> _DATA IN THIS EXERCISE_:
--------

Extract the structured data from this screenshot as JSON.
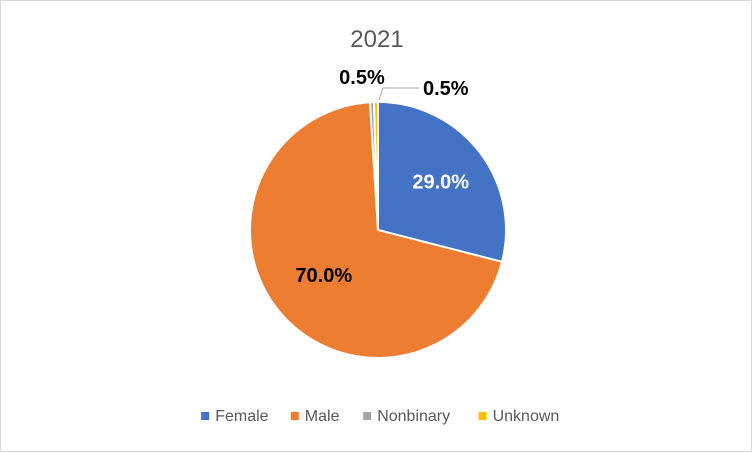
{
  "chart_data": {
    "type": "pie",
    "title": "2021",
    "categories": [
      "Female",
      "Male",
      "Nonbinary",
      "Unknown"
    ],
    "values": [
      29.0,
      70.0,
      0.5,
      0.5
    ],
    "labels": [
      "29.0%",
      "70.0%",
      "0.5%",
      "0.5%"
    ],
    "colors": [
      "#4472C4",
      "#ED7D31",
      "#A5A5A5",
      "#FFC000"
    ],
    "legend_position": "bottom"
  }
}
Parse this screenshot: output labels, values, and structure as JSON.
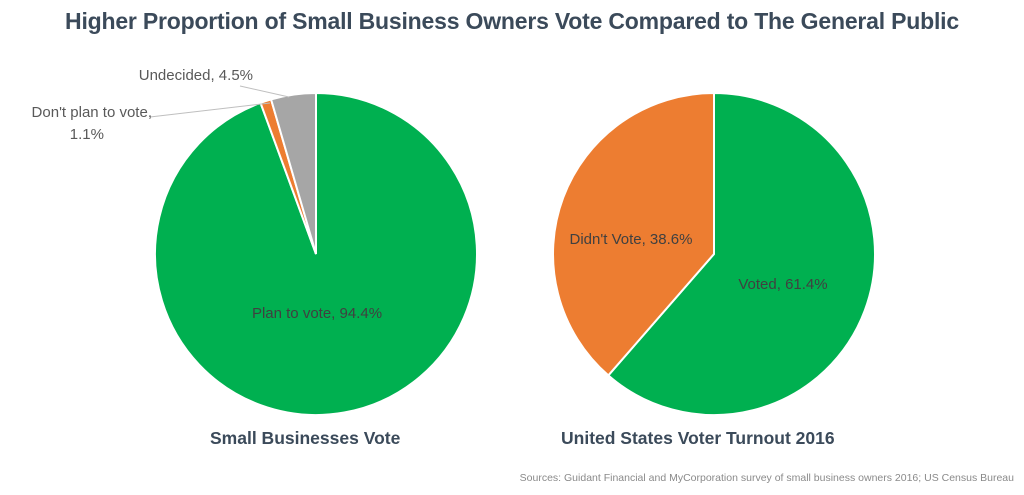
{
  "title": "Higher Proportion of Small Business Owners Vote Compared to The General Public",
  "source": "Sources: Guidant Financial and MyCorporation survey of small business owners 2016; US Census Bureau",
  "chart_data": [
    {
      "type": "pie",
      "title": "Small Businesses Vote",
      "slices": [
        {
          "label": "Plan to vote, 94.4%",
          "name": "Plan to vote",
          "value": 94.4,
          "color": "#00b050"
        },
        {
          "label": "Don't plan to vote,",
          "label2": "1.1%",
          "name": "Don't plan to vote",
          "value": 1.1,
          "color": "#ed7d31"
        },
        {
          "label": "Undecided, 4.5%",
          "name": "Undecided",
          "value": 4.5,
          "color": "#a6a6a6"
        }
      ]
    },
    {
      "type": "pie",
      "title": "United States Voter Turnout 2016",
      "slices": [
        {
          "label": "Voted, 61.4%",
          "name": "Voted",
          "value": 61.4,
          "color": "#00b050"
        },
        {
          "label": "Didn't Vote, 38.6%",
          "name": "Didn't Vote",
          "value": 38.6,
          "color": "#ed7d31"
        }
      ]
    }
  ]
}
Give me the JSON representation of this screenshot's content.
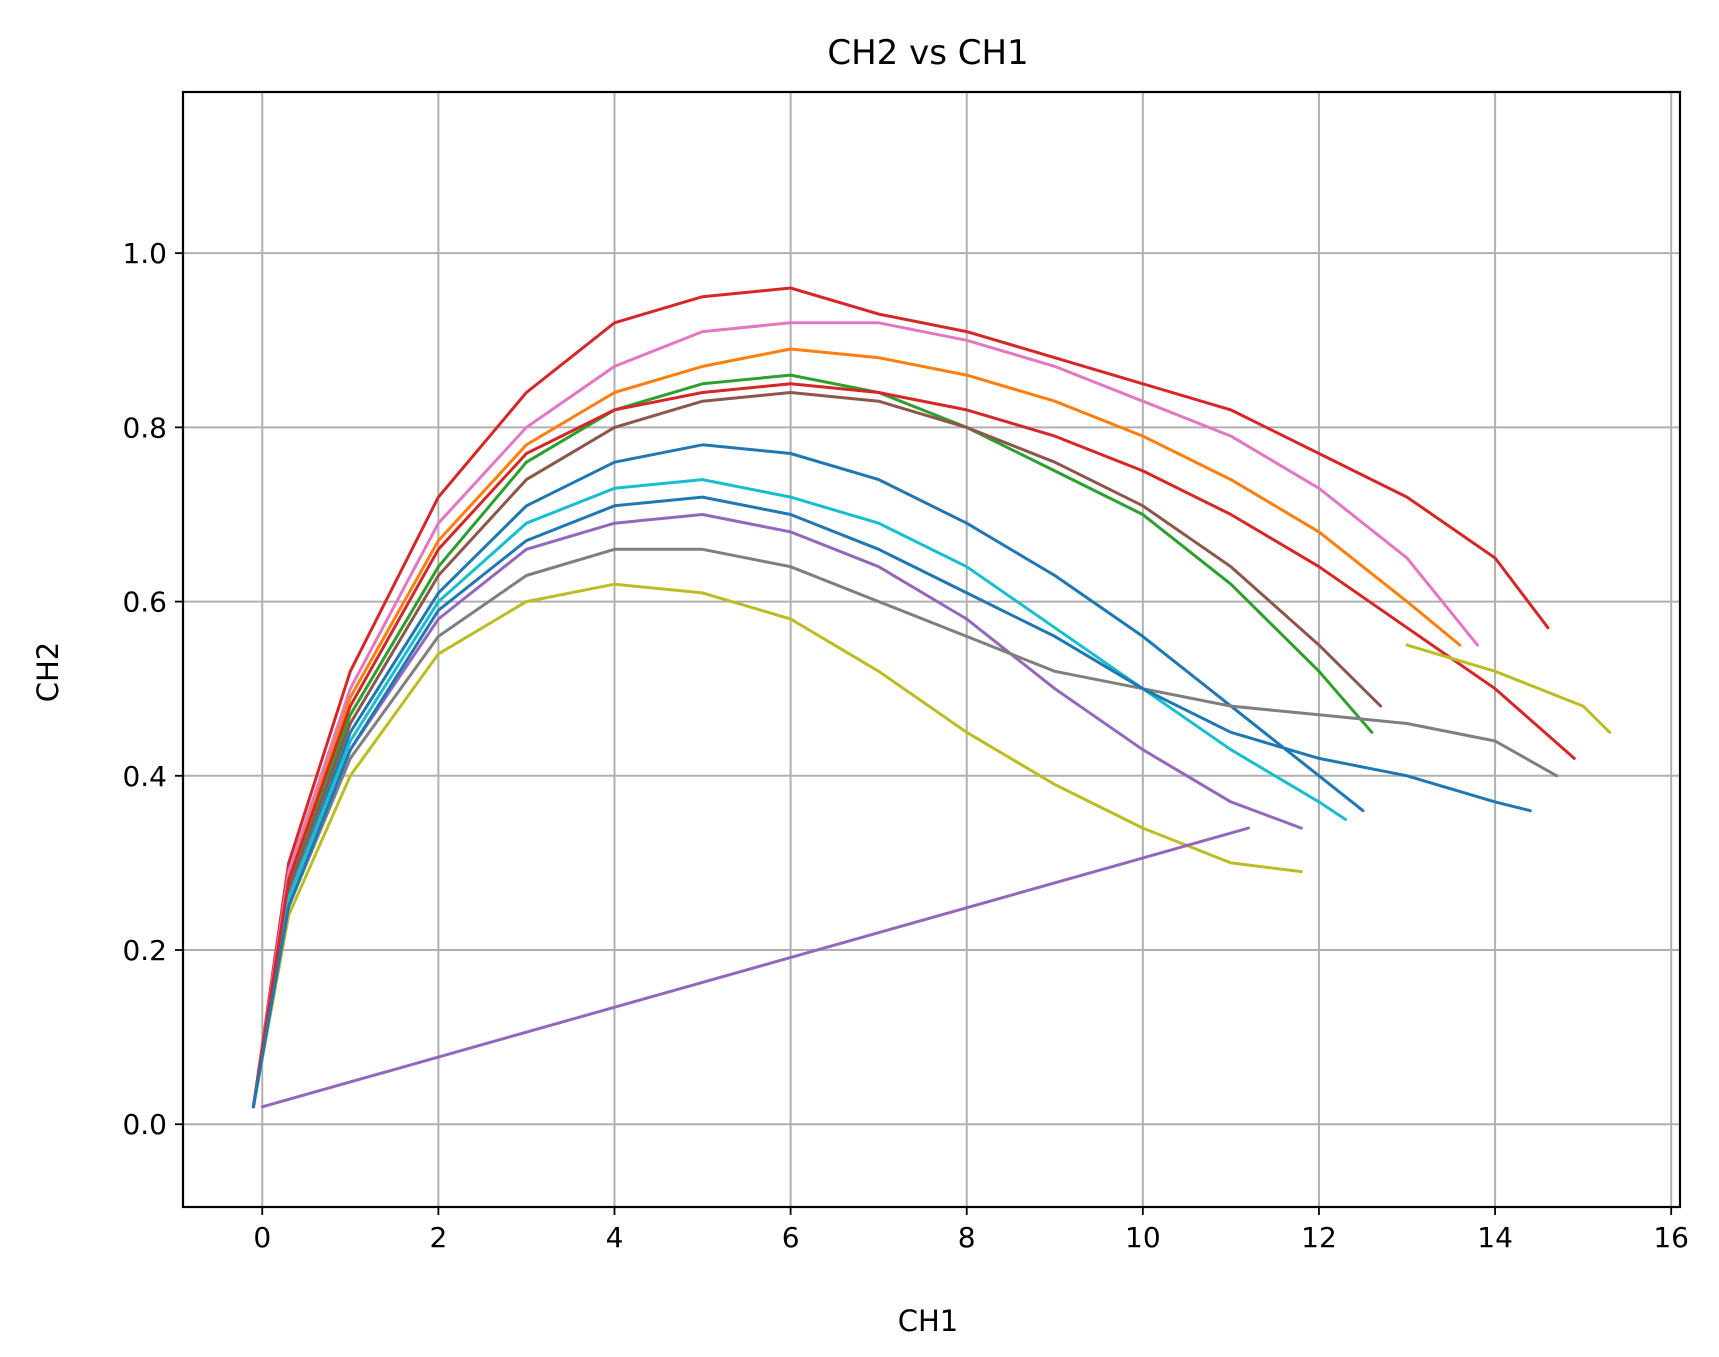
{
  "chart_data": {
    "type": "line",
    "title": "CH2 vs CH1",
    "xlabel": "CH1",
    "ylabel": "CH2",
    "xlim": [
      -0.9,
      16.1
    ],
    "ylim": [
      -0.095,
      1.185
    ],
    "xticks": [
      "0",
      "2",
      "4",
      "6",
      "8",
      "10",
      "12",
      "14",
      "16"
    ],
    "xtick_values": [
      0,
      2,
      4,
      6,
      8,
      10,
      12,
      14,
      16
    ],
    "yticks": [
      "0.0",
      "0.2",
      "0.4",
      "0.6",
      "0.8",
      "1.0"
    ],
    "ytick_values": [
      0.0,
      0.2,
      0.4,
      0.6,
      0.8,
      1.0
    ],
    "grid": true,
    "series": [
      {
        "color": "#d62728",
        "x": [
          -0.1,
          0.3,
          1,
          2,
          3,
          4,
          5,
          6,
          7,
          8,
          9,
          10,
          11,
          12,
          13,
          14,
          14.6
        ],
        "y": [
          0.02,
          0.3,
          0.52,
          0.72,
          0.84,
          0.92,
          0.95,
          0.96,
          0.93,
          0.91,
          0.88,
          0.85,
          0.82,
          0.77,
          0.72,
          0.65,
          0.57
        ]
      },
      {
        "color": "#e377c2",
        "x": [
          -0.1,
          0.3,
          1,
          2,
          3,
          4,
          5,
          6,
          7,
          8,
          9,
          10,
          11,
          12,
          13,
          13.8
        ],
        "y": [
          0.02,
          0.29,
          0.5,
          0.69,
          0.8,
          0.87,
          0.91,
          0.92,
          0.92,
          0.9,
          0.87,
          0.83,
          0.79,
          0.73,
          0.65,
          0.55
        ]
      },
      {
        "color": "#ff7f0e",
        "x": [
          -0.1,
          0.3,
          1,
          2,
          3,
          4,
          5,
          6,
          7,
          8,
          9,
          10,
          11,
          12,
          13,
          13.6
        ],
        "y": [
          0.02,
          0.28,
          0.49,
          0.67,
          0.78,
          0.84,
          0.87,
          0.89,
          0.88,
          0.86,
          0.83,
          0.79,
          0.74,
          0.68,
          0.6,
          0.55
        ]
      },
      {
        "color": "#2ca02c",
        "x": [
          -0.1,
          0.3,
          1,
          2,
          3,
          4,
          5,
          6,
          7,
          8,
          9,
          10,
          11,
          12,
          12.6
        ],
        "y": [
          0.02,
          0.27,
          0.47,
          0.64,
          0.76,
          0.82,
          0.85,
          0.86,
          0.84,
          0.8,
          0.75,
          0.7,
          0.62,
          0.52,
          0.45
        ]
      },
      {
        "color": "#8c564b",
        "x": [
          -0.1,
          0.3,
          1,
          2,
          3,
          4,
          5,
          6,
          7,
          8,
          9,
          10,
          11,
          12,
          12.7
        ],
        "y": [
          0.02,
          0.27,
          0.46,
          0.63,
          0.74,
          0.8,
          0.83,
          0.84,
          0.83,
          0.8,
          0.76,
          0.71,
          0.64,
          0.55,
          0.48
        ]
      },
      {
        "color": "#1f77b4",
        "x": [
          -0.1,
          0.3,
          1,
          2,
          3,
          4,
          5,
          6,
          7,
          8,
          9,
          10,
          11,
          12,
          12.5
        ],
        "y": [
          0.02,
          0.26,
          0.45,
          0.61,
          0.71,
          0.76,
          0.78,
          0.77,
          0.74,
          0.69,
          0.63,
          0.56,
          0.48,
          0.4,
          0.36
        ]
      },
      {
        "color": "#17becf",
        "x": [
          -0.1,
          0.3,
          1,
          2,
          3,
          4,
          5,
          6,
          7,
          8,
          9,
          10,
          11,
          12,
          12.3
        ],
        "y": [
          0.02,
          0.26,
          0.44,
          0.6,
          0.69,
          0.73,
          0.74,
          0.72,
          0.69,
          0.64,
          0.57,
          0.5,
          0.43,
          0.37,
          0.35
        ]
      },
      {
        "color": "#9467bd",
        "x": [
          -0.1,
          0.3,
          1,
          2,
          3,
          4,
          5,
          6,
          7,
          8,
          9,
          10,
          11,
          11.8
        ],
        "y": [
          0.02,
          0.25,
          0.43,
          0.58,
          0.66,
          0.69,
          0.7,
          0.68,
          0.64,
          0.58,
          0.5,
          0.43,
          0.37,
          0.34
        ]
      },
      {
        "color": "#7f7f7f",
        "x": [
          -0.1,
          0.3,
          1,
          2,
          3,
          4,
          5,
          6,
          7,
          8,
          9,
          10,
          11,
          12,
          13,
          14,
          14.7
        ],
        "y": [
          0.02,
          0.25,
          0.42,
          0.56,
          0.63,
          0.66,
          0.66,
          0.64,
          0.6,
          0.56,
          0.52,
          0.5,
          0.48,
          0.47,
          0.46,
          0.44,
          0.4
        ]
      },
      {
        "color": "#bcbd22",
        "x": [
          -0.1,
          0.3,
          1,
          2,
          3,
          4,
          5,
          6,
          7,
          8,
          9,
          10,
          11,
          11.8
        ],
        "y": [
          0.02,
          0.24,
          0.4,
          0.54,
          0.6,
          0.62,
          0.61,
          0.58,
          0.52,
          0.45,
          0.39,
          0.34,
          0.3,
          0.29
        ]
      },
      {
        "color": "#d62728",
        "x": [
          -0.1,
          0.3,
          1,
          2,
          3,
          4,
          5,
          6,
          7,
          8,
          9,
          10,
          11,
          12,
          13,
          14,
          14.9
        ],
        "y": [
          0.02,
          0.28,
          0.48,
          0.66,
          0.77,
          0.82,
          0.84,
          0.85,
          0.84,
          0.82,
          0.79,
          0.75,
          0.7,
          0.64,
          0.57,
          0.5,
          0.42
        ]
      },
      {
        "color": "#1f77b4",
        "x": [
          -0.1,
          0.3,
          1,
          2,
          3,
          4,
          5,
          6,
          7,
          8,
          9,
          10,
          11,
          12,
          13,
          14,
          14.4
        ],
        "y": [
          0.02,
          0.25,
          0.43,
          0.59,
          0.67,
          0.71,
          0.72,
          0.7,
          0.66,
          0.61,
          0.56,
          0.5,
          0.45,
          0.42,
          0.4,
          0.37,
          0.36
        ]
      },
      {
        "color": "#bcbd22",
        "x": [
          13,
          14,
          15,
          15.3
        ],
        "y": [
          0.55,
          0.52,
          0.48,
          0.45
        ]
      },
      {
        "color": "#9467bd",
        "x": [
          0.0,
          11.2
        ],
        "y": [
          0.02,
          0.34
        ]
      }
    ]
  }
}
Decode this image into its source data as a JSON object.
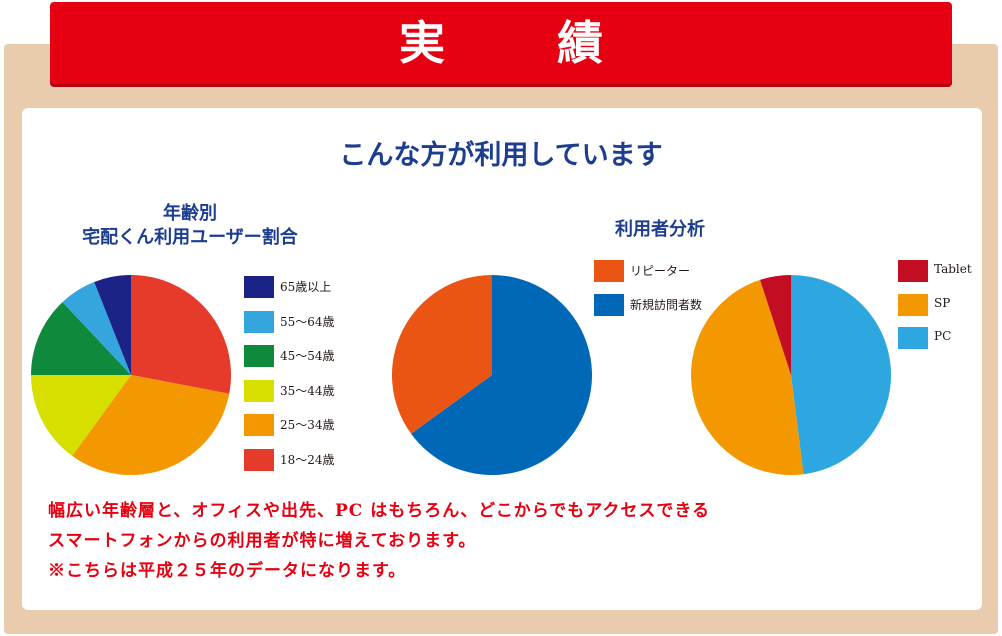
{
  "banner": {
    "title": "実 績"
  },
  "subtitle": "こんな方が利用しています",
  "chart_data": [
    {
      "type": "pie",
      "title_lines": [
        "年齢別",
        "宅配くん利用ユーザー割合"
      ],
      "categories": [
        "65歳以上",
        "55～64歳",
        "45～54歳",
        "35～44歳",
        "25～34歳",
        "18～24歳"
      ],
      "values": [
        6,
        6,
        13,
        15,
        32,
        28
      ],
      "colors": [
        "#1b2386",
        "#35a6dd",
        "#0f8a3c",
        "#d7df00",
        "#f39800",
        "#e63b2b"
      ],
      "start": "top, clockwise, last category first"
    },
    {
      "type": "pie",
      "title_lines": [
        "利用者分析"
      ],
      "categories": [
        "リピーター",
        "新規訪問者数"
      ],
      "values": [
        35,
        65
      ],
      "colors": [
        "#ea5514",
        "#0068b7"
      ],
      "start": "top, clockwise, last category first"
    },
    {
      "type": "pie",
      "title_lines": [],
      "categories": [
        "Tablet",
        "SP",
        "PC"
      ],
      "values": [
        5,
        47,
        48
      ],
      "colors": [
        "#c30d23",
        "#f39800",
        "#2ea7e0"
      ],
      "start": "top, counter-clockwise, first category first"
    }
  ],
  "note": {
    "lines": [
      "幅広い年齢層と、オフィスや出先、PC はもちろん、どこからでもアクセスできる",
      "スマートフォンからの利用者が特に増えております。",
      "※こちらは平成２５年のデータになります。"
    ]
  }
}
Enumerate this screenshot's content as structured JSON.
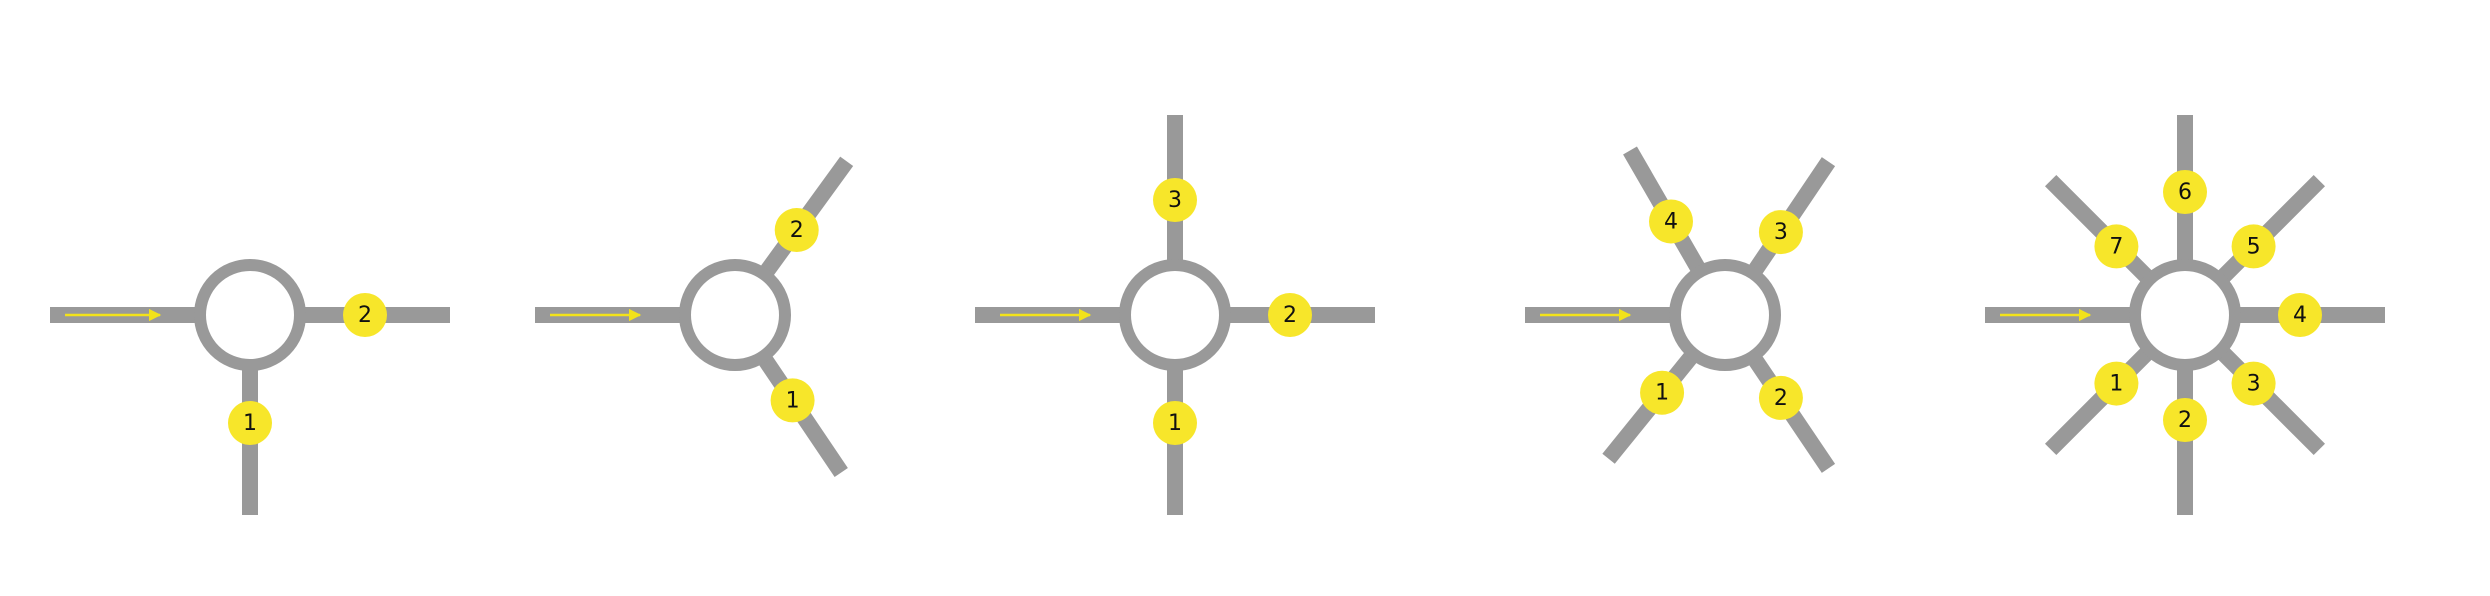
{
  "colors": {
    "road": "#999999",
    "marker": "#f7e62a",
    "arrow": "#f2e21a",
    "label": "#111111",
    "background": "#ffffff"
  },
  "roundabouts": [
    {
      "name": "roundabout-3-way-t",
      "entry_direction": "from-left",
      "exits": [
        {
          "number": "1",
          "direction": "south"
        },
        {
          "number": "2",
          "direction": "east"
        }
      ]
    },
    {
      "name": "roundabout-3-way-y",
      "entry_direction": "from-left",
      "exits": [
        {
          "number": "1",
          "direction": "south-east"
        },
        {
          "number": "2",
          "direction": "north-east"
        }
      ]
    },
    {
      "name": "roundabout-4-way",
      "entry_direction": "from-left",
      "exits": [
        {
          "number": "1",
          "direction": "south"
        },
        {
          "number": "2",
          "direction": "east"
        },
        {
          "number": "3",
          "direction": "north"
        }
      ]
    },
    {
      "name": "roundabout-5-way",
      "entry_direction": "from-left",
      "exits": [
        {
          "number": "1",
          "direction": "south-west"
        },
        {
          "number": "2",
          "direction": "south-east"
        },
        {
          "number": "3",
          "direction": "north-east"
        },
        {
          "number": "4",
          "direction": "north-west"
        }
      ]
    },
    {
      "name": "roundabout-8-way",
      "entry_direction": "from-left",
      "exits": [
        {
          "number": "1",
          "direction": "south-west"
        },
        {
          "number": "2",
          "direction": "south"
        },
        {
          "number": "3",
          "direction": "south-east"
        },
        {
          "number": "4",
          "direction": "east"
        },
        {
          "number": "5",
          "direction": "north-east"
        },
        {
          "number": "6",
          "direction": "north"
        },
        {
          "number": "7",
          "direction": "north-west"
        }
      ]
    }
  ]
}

--------

> _WHAT YOU WILL DO_:
From the listing above, pick out every line containing "screenshot".

> _TASK OUTPUT_:
Extract the structured data from this screenshot as JSON.
Parse this screenshot: output labels, values, and structure as JSON.
Give me the JSON representation of this screenshot's content.
Enumerate this screenshot's content as structured JSON.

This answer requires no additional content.